[Begin The records]
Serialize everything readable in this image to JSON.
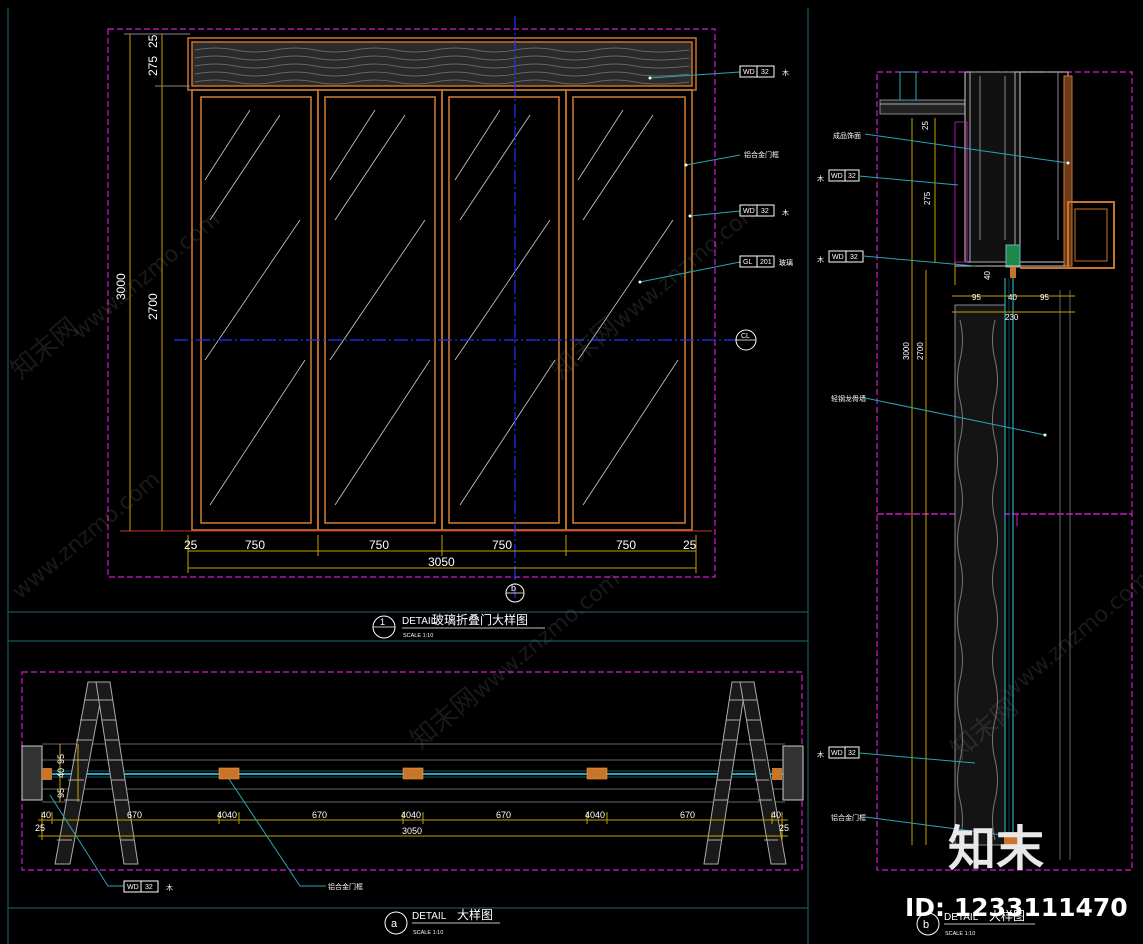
{
  "elevation": {
    "dims_vertical": [
      "3000",
      "2700",
      "275",
      "25"
    ],
    "dims_horizontal": [
      "25",
      "750",
      "750",
      "750",
      "750",
      "25"
    ],
    "total_width": "3050",
    "tags": [
      {
        "code": "WD",
        "num": "32",
        "note": "木"
      },
      {
        "code": "WD",
        "num": "32",
        "note": "木"
      },
      {
        "code": "GL",
        "num": "201",
        "note": "玻璃"
      }
    ],
    "leader_note": "铝合金门框",
    "section_mark": "b",
    "axis_mark": "CL"
  },
  "caption_1": {
    "num": "1",
    "title": "DETAIL",
    "cn": "玻璃折叠门大样图",
    "scale": "SCALE 1:10"
  },
  "plan": {
    "dims_left": [
      "95",
      "40",
      "95"
    ],
    "dims_segments": [
      "40",
      "670",
      "4040",
      "670",
      "4040",
      "670",
      "4040",
      "670",
      "40"
    ],
    "end_dims": [
      "25",
      "25"
    ],
    "total": "3050",
    "tag": {
      "code": "WD",
      "num": "32",
      "note": "木"
    },
    "leader_note": "铝合金门框"
  },
  "caption_a": {
    "letter": "a",
    "title": "DETAIL",
    "cn": "大样图",
    "scale": "SCALE 1:10"
  },
  "section": {
    "tags": [
      {
        "code": "WD",
        "num": "32",
        "note": "木"
      },
      {
        "code": "WD",
        "num": "32",
        "note": "木"
      },
      {
        "code": "WD",
        "num": "32",
        "note": "木"
      }
    ],
    "dims_top": [
      "25",
      "275",
      "40"
    ],
    "dims_plan": [
      "95",
      "40",
      "95"
    ],
    "dim_total": "230",
    "dims_height": [
      "3000",
      "2700"
    ],
    "notes": [
      "成品饰面",
      "轻钢龙骨墙",
      "铝合金门框"
    ]
  },
  "caption_b": {
    "letter": "b",
    "title": "DETAIL",
    "cn": "大样图",
    "scale": "SCALE 1:10"
  },
  "watermark": {
    "brand": "知末",
    "site": "www.znzmo.com",
    "brand_cn": "知末网",
    "id": "ID: 1233111470"
  },
  "colors": {
    "frame": "#c8752a",
    "magenta": "#d21ad2",
    "teal": "#2aa3b8",
    "blue": "#2233ff",
    "text": "#ffffff"
  }
}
[End The records]
__Given task__. Restate the full listing verbatim and drop every picture.

__Exercise answer__.
Serialize everything readable in this image to JSON.
{
  "elevation": {
    "dims_vertical": [
      "3000",
      "2700",
      "275",
      "25"
    ],
    "dims_horizontal": [
      "25",
      "750",
      "750",
      "750",
      "750",
      "25"
    ],
    "total_width": "3050",
    "tags": [
      {
        "code": "WD",
        "num": "32",
        "note": "木"
      },
      {
        "code": "WD",
        "num": "32",
        "note": "木"
      },
      {
        "code": "GL",
        "num": "201",
        "note": "玻璃"
      }
    ],
    "leader_note": "铝合金门框",
    "section_mark": "b",
    "axis_mark": "CL"
  },
  "caption_1": {
    "num": "1",
    "title": "DETAIL",
    "cn": "玻璃折叠门大样图",
    "scale": "SCALE 1:10"
  },
  "plan": {
    "dims_left": [
      "95",
      "40",
      "95"
    ],
    "dims_segments": [
      "40",
      "670",
      "4040",
      "670",
      "4040",
      "670",
      "4040",
      "670",
      "40"
    ],
    "end_dims": [
      "25",
      "25"
    ],
    "total": "3050",
    "tag": {
      "code": "WD",
      "num": "32",
      "note": "木"
    },
    "leader_note": "铝合金门框"
  },
  "caption_a": {
    "letter": "a",
    "title": "DETAIL",
    "cn": "大样图",
    "scale": "SCALE 1:10"
  },
  "section": {
    "tags": [
      {
        "code": "WD",
        "num": "32",
        "note": "木"
      },
      {
        "code": "WD",
        "num": "32",
        "note": "木"
      },
      {
        "code": "WD",
        "num": "32",
        "note": "木"
      }
    ],
    "dims_top": [
      "25",
      "275",
      "40"
    ],
    "dims_plan": [
      "95",
      "40",
      "95"
    ],
    "dim_total": "230",
    "dims_height": [
      "3000",
      "2700"
    ],
    "notes": [
      "成品饰面",
      "轻钢龙骨墙",
      "铝合金门框"
    ]
  },
  "caption_b": {
    "letter": "b",
    "title": "DETAIL",
    "cn": "大样图",
    "scale": "SCALE 1:10"
  },
  "watermark": {
    "brand": "知末",
    "site": "www.znzmo.com",
    "brand_cn": "知末网",
    "id": "ID: 1233111470"
  },
  "colors": {
    "frame": "#c8752a",
    "magenta": "#d21ad2",
    "teal": "#2aa3b8",
    "blue": "#2233ff",
    "text": "#ffffff"
  }
}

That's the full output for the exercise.